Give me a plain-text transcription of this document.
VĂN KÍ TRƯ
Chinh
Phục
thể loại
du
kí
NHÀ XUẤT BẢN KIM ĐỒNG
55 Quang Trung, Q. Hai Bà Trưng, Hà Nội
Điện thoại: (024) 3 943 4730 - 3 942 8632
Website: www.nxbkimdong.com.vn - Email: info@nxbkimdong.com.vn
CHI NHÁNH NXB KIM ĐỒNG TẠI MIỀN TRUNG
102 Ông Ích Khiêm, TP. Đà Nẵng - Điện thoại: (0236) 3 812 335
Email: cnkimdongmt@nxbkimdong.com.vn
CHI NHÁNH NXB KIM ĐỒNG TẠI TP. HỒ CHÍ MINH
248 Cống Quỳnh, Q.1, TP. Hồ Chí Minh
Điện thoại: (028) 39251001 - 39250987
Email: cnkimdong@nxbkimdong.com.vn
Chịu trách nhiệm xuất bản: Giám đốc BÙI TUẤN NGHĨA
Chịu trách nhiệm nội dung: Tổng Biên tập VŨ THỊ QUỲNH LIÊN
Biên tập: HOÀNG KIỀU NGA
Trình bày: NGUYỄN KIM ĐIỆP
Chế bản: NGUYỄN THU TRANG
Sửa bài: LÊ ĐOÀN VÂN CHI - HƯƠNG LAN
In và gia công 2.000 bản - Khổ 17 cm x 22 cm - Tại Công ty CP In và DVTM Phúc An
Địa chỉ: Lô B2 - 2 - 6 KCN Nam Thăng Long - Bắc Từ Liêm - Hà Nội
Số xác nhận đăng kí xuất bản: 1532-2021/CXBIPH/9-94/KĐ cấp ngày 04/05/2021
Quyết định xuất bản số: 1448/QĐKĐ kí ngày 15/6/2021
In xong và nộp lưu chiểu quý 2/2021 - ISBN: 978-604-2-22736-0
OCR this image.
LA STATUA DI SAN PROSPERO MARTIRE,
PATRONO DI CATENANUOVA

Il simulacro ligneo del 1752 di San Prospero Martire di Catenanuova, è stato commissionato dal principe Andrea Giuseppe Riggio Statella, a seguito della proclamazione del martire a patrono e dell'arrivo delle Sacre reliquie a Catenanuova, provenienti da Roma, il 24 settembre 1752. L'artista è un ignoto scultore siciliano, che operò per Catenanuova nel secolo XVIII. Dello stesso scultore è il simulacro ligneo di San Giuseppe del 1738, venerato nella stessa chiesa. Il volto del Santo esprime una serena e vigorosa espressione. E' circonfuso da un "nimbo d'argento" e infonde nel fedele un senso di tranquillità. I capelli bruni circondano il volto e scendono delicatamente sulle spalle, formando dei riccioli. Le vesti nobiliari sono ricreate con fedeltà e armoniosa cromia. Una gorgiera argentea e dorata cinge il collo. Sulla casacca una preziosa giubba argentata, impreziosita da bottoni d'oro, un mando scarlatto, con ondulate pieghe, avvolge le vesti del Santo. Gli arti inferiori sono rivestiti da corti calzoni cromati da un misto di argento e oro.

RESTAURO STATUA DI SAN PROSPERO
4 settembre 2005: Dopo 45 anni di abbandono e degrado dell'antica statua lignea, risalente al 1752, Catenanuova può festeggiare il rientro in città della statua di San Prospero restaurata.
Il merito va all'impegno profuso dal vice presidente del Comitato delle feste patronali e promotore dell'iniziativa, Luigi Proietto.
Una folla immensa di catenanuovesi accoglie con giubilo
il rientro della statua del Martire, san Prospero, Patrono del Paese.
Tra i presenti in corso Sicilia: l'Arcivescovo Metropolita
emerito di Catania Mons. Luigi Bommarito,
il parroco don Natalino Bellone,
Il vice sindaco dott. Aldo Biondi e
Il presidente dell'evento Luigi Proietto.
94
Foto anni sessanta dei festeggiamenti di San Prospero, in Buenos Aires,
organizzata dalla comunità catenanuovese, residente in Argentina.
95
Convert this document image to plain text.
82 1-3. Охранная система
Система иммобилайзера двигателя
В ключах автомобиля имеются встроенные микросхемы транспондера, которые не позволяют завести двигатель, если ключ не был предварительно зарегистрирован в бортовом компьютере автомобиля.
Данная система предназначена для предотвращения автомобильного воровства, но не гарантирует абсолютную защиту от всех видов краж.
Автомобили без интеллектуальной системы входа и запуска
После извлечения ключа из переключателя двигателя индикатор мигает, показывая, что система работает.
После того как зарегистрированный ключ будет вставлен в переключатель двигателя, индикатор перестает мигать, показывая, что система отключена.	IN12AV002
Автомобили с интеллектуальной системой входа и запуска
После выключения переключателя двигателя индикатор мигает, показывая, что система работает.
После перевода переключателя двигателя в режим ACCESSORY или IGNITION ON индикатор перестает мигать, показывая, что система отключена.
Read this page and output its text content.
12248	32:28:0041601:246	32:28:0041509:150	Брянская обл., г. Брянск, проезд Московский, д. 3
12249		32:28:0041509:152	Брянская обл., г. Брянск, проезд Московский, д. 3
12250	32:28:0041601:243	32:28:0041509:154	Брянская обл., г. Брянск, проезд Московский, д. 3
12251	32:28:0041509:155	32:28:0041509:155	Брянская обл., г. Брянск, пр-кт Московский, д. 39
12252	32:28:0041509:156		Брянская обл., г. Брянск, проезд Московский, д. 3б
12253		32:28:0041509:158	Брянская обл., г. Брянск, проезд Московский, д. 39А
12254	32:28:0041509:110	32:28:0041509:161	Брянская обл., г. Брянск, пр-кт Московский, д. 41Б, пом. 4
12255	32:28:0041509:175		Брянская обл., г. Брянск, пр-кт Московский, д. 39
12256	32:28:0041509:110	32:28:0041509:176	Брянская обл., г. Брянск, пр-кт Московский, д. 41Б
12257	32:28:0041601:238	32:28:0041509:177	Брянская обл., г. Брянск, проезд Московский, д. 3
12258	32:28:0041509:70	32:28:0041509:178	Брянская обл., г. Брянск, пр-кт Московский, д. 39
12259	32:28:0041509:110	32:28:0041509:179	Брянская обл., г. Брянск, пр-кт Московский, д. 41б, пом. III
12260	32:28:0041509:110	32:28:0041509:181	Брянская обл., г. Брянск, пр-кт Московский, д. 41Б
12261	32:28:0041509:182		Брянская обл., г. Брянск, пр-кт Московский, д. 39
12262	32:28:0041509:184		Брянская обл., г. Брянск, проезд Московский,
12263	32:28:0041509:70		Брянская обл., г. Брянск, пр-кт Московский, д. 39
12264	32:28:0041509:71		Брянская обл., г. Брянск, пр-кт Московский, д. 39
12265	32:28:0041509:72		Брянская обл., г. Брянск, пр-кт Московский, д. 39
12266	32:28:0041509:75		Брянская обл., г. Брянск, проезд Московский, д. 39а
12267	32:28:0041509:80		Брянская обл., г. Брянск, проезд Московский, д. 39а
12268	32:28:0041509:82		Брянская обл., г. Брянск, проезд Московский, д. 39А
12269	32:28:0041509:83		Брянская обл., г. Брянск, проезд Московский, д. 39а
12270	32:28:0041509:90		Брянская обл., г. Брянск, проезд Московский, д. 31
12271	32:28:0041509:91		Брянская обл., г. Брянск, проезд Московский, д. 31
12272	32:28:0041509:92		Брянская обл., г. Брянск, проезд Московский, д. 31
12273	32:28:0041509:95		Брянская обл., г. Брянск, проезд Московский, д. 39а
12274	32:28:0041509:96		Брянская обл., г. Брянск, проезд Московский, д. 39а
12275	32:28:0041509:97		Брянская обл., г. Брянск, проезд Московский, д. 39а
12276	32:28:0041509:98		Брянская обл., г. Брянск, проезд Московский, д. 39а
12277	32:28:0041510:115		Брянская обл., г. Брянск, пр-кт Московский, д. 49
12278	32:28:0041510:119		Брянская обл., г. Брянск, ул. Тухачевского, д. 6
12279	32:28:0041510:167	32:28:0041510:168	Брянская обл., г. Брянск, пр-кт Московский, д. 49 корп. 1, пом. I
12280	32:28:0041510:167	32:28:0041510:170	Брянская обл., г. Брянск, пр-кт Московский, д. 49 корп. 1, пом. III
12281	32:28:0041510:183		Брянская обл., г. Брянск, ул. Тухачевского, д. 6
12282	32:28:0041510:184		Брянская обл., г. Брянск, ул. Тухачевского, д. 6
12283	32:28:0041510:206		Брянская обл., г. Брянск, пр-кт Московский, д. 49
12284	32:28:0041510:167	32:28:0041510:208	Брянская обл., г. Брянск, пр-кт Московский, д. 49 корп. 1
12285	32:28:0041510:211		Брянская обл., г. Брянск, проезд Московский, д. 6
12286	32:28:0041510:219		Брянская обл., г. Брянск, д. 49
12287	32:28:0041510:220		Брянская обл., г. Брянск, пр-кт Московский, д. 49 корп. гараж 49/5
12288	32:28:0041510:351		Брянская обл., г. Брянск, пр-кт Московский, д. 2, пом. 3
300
◇ ◇ ◇ ◇ ◇
Your objective: Count the lines of the data that contain the string "plain", and reply with that number alone.

Final result: 2